===== Records to use =====

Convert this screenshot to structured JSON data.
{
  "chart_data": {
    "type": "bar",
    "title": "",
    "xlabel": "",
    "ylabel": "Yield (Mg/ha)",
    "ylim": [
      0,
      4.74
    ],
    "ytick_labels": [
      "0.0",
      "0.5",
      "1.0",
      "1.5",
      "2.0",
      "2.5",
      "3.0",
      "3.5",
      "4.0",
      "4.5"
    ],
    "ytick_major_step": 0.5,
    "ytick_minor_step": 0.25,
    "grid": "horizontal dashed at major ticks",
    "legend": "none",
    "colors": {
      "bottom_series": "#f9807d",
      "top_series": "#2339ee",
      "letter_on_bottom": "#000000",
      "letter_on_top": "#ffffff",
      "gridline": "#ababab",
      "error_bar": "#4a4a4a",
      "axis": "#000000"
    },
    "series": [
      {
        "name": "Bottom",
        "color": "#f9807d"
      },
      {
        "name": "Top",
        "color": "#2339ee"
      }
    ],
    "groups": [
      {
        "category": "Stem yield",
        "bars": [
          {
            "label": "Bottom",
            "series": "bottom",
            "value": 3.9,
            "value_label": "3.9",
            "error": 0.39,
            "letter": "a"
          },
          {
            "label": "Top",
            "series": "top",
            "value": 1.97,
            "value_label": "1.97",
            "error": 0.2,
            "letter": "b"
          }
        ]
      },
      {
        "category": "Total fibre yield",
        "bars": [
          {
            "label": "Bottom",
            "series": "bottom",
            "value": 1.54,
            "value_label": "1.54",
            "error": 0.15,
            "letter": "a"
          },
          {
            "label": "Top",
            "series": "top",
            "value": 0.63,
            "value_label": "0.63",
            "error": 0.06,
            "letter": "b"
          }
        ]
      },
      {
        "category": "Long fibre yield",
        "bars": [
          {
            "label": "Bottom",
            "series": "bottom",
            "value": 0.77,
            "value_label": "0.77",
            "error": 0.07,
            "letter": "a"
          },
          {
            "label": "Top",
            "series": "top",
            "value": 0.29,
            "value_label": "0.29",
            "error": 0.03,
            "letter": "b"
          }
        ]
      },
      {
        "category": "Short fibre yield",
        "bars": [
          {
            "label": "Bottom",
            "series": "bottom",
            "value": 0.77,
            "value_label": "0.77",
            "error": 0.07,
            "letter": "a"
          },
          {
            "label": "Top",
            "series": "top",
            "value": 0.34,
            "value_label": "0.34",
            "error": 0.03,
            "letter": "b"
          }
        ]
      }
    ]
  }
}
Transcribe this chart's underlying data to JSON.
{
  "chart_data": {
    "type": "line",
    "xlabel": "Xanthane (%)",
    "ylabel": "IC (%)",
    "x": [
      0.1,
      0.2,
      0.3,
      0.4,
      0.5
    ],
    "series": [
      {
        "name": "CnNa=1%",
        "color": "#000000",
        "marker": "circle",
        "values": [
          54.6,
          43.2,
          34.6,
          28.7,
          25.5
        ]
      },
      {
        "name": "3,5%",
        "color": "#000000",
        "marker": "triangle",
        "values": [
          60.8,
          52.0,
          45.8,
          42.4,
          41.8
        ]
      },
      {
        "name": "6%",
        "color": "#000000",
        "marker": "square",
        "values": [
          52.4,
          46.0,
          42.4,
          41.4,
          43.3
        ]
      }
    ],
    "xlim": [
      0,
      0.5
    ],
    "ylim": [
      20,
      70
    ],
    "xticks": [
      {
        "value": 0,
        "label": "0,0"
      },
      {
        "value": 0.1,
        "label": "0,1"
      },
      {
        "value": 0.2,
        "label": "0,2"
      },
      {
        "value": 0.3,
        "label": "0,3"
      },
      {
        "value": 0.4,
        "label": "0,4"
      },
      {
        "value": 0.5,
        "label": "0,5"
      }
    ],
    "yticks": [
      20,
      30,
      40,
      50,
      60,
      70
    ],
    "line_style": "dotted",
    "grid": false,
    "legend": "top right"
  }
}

=====

What you will do:
Write the data out again in full and exactly.

Output below:
Convert this screenshot to structured JSON data.
{
  "chart_data": {
    "type": "bar",
    "title": "",
    "xlabel": "",
    "ylabel": "Yield (Mg/ha)",
    "ylim": [
      0,
      4.74
    ],
    "ytick_labels": [
      "0.0",
      "0.5",
      "1.0",
      "1.5",
      "2.0",
      "2.5",
      "3.0",
      "3.5",
      "4.0",
      "4.5"
    ],
    "ytick_major_step": 0.5,
    "ytick_minor_step": 0.25,
    "grid": "horizontal dashed at major ticks",
    "legend": "none",
    "colors": {
      "bottom_series": "#f9807d",
      "top_series": "#2339ee",
      "letter_on_bottom": "#000000",
      "letter_on_top": "#ffffff",
      "gridline": "#ababab",
      "error_bar": "#4a4a4a",
      "axis": "#000000"
    },
    "series": [
      {
        "name": "Bottom",
        "color": "#f9807d"
      },
      {
        "name": "Top",
        "color": "#2339ee"
      }
    ],
    "groups": [
      {
        "category": "Stem yield",
        "bars": [
          {
            "label": "Bottom",
            "series": "bottom",
            "value": 3.9,
            "value_label": "3.9",
            "error": 0.39,
            "letter": "a"
          },
          {
            "label": "Top",
            "series": "top",
            "value": 1.97,
            "value_label": "1.97",
            "error": 0.2,
            "letter": "b"
          }
        ]
      },
      {
        "category": "Total fibre yield",
        "bars": [
          {
            "label": "Bottom",
            "series": "bottom",
            "value": 1.54,
            "value_label": "1.54",
            "error": 0.15,
            "letter": "a"
          },
          {
            "label": "Top",
            "series": "top",
            "value": 0.63,
            "value_label": "0.63",
            "error": 0.06,
            "letter": "b"
          }
        ]
      },
      {
        "category": "Long fibre yield",
        "bars": [
          {
            "label": "Bottom",
            "series": "bottom",
            "value": 0.77,
            "value_label": "0.77",
            "error": 0.07,
            "letter": "a"
          },
          {
            "label": "Top",
            "series": "top",
            "value": 0.29,
            "value_label": "0.29",
            "error": 0.03,
            "letter": "b"
          }
        ]
      },
      {
        "category": "Short fibre yield",
        "bars": [
          {
            "label": "Bottom",
            "series": "bottom",
            "value": 0.77,
            "value_label": "0.77",
            "error": 0.07,
            "letter": "a"
          },
          {
            "label": "Top",
            "series": "top",
            "value": 0.34,
            "value_label": "0.34",
            "error": 0.03,
            "letter": "b"
          }
        ]
      }
    ]
  }
}
Transcribe this chart's underlying data to JSON.
{
  "chart_data": {
    "type": "line",
    "xlabel": "Xanthane (%)",
    "ylabel": "IC (%)",
    "x": [
      0.1,
      0.2,
      0.3,
      0.4,
      0.5
    ],
    "series": [
      {
        "name": "CnNa=1%",
        "color": "#000000",
        "marker": "circle",
        "values": [
          54.6,
          43.2,
          34.6,
          28.7,
          25.5
        ]
      },
      {
        "name": "3,5%",
        "color": "#000000",
        "marker": "triangle",
        "values": [
          60.8,
          52.0,
          45.8,
          42.4,
          41.8
        ]
      },
      {
        "name": "6%",
        "color": "#000000",
        "marker": "square",
        "values": [
          52.4,
          46.0,
          42.4,
          41.4,
          43.3
        ]
      }
    ],
    "xlim": [
      0,
      0.5
    ],
    "ylim": [
      20,
      70
    ],
    "xticks": [
      {
        "value": 0,
        "label": "0,0"
      },
      {
        "value": 0.1,
        "label": "0,1"
      },
      {
        "value": 0.2,
        "label": "0,2"
      },
      {
        "value": 0.3,
        "label": "0,3"
      },
      {
        "value": 0.4,
        "label": "0,4"
      },
      {
        "value": 0.5,
        "label": "0,5"
      }
    ],
    "yticks": [
      20,
      30,
      40,
      50,
      60,
      70
    ],
    "line_style": "dotted",
    "grid": false,
    "legend": "top right"
  }
}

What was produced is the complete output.